# Brief
Gather up every line that includes the string "name".

-------- Dataset rows --------

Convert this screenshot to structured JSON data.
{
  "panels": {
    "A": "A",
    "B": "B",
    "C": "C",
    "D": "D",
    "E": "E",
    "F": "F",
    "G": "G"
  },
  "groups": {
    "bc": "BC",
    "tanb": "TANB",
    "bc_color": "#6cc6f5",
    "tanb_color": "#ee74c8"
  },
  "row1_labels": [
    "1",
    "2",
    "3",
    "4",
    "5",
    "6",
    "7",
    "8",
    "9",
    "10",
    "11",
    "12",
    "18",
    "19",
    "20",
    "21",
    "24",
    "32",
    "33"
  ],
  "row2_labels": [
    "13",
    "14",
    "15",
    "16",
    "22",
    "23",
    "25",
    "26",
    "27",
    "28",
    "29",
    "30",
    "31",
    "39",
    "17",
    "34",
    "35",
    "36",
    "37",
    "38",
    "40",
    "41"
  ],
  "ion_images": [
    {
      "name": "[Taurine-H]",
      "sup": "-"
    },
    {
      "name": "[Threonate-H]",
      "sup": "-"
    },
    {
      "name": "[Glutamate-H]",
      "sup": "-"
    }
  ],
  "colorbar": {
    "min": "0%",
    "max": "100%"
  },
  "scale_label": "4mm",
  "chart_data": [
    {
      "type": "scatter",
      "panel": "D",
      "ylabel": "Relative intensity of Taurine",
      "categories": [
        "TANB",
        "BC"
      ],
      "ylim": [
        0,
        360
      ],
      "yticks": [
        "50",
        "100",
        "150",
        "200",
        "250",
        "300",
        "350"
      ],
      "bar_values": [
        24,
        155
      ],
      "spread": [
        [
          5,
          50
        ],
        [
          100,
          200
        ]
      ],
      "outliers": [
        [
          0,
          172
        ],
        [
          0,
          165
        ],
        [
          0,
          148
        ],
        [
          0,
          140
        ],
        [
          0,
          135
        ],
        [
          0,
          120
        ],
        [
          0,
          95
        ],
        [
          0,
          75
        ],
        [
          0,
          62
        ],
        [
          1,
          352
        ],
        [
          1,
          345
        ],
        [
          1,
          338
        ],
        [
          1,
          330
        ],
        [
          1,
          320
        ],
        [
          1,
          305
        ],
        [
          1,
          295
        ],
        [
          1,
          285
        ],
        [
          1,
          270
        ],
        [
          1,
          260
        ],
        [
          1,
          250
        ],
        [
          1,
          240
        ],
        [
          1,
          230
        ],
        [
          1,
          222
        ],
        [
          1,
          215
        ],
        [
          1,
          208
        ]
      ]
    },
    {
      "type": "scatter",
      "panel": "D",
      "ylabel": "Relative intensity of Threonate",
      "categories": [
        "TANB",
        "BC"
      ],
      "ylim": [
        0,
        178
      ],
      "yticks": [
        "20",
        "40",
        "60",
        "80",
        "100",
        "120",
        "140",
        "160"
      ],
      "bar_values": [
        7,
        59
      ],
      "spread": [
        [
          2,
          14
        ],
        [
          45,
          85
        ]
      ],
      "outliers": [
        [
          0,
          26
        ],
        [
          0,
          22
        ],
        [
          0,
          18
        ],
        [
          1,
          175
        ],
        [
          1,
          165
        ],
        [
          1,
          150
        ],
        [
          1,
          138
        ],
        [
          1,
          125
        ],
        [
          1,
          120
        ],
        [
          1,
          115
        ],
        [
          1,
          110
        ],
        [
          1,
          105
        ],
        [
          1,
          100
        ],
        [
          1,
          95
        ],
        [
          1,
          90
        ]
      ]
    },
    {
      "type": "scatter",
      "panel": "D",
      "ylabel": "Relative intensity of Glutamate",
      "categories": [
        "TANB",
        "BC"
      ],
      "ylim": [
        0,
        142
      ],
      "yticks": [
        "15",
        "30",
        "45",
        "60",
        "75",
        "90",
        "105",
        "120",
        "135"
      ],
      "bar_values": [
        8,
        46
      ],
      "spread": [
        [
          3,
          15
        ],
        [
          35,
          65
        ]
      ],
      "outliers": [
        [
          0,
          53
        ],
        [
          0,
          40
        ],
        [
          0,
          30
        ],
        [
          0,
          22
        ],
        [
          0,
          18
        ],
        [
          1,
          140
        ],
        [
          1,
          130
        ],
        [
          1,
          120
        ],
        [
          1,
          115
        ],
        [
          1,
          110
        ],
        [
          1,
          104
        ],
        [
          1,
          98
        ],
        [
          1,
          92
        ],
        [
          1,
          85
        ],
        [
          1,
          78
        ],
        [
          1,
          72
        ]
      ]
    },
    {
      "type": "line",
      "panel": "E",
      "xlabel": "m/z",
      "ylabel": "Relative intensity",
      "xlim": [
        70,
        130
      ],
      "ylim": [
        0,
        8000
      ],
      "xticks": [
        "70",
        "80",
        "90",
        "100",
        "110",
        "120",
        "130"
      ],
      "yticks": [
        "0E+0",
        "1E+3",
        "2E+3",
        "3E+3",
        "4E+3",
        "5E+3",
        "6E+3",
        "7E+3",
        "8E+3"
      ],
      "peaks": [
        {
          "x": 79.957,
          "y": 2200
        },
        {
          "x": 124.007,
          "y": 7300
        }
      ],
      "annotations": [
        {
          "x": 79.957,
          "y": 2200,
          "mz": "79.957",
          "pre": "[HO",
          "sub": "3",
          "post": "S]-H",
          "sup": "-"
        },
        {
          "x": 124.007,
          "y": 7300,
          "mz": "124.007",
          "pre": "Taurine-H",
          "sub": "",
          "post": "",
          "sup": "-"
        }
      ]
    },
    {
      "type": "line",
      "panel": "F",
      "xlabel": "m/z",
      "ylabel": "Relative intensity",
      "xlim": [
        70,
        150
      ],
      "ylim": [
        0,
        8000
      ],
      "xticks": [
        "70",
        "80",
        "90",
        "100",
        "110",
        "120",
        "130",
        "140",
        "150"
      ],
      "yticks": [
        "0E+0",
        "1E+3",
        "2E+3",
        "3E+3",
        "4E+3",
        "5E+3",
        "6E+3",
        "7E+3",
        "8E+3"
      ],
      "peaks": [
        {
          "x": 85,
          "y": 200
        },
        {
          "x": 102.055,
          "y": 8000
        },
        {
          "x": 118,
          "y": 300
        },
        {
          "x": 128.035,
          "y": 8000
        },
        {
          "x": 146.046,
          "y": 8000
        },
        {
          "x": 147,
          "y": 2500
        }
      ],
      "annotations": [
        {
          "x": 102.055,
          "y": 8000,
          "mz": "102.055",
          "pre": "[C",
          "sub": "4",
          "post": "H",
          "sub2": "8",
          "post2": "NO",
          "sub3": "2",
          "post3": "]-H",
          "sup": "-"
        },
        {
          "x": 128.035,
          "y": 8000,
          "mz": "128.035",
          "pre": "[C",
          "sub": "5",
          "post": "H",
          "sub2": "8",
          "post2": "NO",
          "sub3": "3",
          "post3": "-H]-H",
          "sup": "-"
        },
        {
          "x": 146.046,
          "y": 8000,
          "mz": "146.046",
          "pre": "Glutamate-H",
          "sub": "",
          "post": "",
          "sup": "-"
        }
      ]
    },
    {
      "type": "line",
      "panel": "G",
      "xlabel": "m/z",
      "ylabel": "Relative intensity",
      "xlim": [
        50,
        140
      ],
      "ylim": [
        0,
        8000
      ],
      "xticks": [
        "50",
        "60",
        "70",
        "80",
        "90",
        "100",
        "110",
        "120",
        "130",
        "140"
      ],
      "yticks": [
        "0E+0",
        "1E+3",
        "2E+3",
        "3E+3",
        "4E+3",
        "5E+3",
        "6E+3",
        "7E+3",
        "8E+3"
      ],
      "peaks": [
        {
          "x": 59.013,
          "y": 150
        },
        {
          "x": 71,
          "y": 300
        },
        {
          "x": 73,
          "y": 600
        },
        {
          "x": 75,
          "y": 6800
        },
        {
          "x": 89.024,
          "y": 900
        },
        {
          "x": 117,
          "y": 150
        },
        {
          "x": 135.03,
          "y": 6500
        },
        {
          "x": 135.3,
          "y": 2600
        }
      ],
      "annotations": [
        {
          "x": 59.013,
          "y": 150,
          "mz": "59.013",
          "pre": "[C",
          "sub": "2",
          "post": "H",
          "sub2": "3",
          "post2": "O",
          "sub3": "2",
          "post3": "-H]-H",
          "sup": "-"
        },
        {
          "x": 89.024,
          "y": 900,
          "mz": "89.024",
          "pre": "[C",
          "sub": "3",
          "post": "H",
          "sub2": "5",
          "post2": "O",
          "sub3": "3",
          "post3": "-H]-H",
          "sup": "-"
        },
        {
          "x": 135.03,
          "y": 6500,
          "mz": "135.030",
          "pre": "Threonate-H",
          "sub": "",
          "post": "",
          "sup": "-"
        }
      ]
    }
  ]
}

--------

# Exercise answer
      "name": "[Taurine-H]",
      "name": "[Threonate-H]",
      "name": "[Glutamate-H]",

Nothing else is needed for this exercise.